### Dataset records:

════════

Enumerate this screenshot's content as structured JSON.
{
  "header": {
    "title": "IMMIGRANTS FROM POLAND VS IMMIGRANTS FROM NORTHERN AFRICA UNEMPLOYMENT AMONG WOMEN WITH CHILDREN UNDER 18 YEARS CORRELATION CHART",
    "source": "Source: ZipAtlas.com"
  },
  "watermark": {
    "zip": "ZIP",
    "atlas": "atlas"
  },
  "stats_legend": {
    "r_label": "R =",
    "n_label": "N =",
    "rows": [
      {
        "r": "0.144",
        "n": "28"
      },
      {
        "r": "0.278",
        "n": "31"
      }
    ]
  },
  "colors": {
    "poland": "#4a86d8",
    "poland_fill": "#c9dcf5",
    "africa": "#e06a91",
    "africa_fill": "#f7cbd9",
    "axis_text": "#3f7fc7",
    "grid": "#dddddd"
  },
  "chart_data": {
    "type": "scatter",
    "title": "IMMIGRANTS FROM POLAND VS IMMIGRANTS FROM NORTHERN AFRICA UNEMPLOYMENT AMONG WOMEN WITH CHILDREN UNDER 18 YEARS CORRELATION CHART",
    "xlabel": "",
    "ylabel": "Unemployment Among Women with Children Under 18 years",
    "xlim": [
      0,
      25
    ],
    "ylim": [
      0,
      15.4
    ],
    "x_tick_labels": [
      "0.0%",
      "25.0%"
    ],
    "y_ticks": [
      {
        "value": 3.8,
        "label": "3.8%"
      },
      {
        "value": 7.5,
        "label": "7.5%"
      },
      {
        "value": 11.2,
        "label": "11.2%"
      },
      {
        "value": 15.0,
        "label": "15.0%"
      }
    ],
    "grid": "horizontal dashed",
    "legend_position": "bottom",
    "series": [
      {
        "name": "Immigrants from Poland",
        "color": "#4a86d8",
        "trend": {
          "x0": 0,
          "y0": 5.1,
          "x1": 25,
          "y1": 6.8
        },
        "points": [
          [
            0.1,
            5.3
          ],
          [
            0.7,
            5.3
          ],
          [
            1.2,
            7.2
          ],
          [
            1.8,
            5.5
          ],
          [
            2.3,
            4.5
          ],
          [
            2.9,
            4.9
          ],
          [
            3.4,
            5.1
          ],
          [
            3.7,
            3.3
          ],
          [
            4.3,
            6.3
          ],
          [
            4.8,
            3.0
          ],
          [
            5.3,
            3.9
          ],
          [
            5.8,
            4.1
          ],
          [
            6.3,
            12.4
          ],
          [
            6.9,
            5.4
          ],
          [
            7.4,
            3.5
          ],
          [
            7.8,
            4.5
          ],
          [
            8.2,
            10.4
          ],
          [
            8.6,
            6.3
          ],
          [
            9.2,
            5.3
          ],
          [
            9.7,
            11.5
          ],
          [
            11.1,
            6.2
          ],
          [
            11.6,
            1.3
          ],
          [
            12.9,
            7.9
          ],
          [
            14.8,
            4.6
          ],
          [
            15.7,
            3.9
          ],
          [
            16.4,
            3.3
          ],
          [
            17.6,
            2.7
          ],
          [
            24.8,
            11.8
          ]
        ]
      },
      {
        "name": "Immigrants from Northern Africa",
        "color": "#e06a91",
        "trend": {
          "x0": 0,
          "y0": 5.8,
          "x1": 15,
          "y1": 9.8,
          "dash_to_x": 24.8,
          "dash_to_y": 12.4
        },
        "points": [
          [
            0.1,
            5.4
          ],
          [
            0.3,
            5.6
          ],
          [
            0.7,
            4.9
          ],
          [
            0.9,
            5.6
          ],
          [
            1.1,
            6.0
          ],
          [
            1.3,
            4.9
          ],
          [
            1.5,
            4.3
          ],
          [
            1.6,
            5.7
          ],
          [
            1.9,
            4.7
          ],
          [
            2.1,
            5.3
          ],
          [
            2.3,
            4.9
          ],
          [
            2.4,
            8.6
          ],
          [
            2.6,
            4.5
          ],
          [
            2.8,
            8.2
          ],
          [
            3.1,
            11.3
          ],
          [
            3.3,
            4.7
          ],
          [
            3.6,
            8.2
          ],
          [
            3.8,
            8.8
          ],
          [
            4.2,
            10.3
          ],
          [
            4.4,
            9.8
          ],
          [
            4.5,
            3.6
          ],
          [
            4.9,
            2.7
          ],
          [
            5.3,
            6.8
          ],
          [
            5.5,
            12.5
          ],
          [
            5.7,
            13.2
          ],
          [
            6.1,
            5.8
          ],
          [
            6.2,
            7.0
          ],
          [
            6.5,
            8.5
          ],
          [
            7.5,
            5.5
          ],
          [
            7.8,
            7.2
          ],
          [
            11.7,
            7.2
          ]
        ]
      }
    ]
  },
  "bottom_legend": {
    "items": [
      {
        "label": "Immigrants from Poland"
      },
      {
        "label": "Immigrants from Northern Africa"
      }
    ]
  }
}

════════

### Goal:
Each line in the listing above either holds the string "grid" or does not; state how many do, giving the number only.

### Written response:
2